== TASK REQUIREMENTS ==
Leave out the pictures and transcribe everything else exactly.

▶

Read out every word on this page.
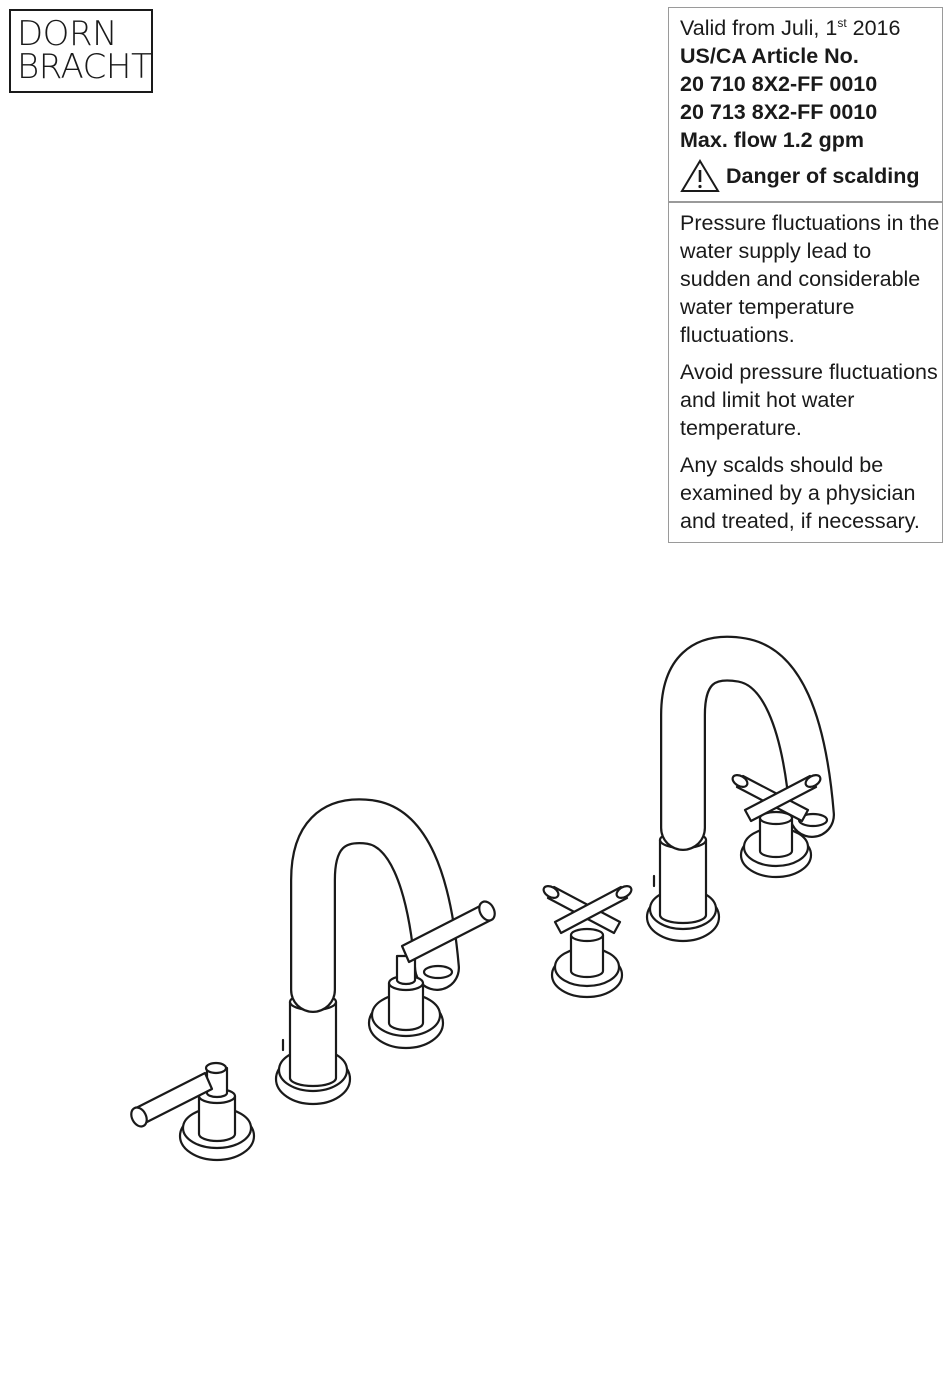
DORN
BRACHT

Valid from Juli, 1st 2016

US/CA Article No.

20 710 8X2-FF 0010

20 713 8X2-FF 0010

Max. flow 1.2 gpm

Danger of scalding

Pressure fluctuations in the water supply lead to sudden and considerable water temperature fluctuations.

Avoid pressure fluctuations and limit hot water temperature.

Any scalds should be examined by a physician and treated, if necessary.
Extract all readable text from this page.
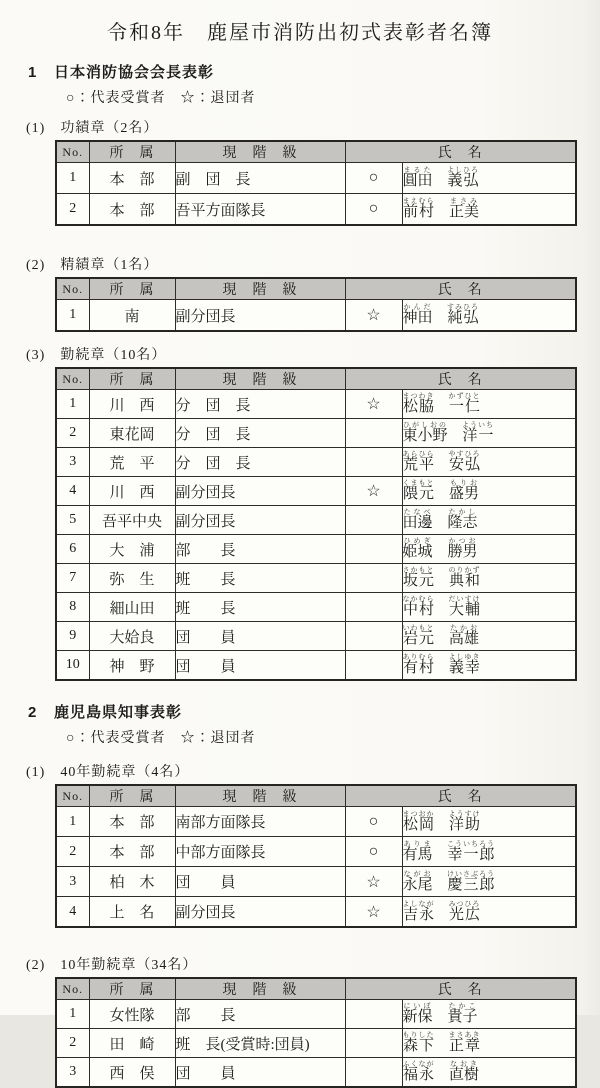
令和8年　鹿屋市消防出初式表彰者名簿
1 日本消防協会会長表彰
○：代表受賞者　☆：退団者
(1)　功績章（2名）
No.	所　属	現　階　級	氏　名	
1	本　部	副　団　長	○	圓田まるた　義弘よしひろ
2	本　部	吾平方面隊長	○	前村まえむら　正美まさみ
(2)　精績章（1名）
No.	所　属	現　階　級	氏　名	
1	南	副分団長	☆	神田かんだ　純弘すみひろ
(3)　勤続章（10名）
No.	所　属	現　階　級	氏　名	
1	川　西	分　団　長	☆	松脇まつわき　一仁かずひと
2	東花岡	分　団　長		東小野ひがしおの　洋一よういち
3	荒　平	分　団　長		荒平あらひら　安弘やすひろ
4	川　西	副分団長	☆	隈元くまもと　盛男もりお
5	吾平中央	副分団長		田邊たなべ　隆志たかし
6	大　浦	部　　長		姫城ひめぎ　勝男かつお
7	弥　生	班　　長		坂元さかもと　典和のりかず
8	細山田	班　　長		中村なかむら　大輔だいすけ
9	大姶良	団　　員		岩元いわもと　高雄たかお
10	神　野	団　　員		有村ありむら　義幸よしゆき
2 鹿児島県知事表彰
○：代表受賞者　☆：退団者
(1)　40年勤続章（4名）
No.	所　属	現　階　級	氏　名	
1	本　部	南部方面隊長	○	松岡まつおか　洋助ようすけ
2	本　部	中部方面隊長	○	有馬ありま　幸一郎こういちろう
3	柏　木	団　　員	☆	永尾ながお　慶三郎けいさぶろう
4	上　名	副分団長	☆	吉永よしなが　光広みつひろ
(2)　10年勤続章（34名）
No.	所　属	現　階　級	氏　名	
1	女性隊	部　　長		新保にいぼ　貴子たかこ
2	田　崎	班　長(受賞時:団員)		森下もりした　正章まさあき
3	西　俣	団　　員		福永ふくなが　直樹なおき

◀

== RESULT OF THIS EXERCISE ==
Read out every word on this page.
DORN
BRACHT

Valid from Juli, 1st 2016

US/CA Article No.

20 710 8X2-FF 0010

20 713 8X2-FF 0010

Max. flow 1.2 gpm

Danger of scalding

Pressure fluctuations in the water supply lead to sudden and considerable water temperature fluctuations.

Avoid pressure fluctuations and limit hot water temperature.

Any scalds should be examined by a physician and treated, if necessary.
Extract all readable text from this page.
令和8年　鹿屋市消防出初式表彰者名簿
1 日本消防協会会長表彰
○：代表受賞者　☆：退団者
(1)　功績章（2名）
No.	所　属	現　階　級	氏　名	
1	本　部	副　団　長	○	圓田まるた　義弘よしひろ
2	本　部	吾平方面隊長	○	前村まえむら　正美まさみ
(2)　精績章（1名）
No.	所　属	現　階　級	氏　名	
1	南	副分団長	☆	神田かんだ　純弘すみひろ
(3)　勤続章（10名）
No.	所　属	現　階　級	氏　名	
1	川　西	分　団　長	☆	松脇まつわき　一仁かずひと
2	東花岡	分　団　長		東小野ひがしおの　洋一よういち
3	荒　平	分　団　長		荒平あらひら　安弘やすひろ
4	川　西	副分団長	☆	隈元くまもと　盛男もりお
5	吾平中央	副分団長		田邊たなべ　隆志たかし
6	大　浦	部　　長		姫城ひめぎ　勝男かつお
7	弥　生	班　　長		坂元さかもと　典和のりかず
8	細山田	班　　長		中村なかむら　大輔だいすけ
9	大姶良	団　　員		岩元いわもと　高雄たかお
10	神　野	団　　員		有村ありむら　義幸よしゆき
2 鹿児島県知事表彰
○：代表受賞者　☆：退団者
(1)　40年勤続章（4名）
No.	所　属	現　階　級	氏　名	
1	本　部	南部方面隊長	○	松岡まつおか　洋助ようすけ
2	本　部	中部方面隊長	○	有馬ありま　幸一郎こういちろう
3	柏　木	団　　員	☆	永尾ながお　慶三郎けいさぶろう
4	上　名	副分団長	☆	吉永よしなが　光広みつひろ
(2)　10年勤続章（34名）
No.	所　属	現　階　級	氏　名	
1	女性隊	部　　長		新保にいぼ　貴子たかこ
2	田　崎	班　長(受賞時:団員)		森下もりした　正章まさあき
3	西　俣	団　　員		福永ふくなが　直樹なおき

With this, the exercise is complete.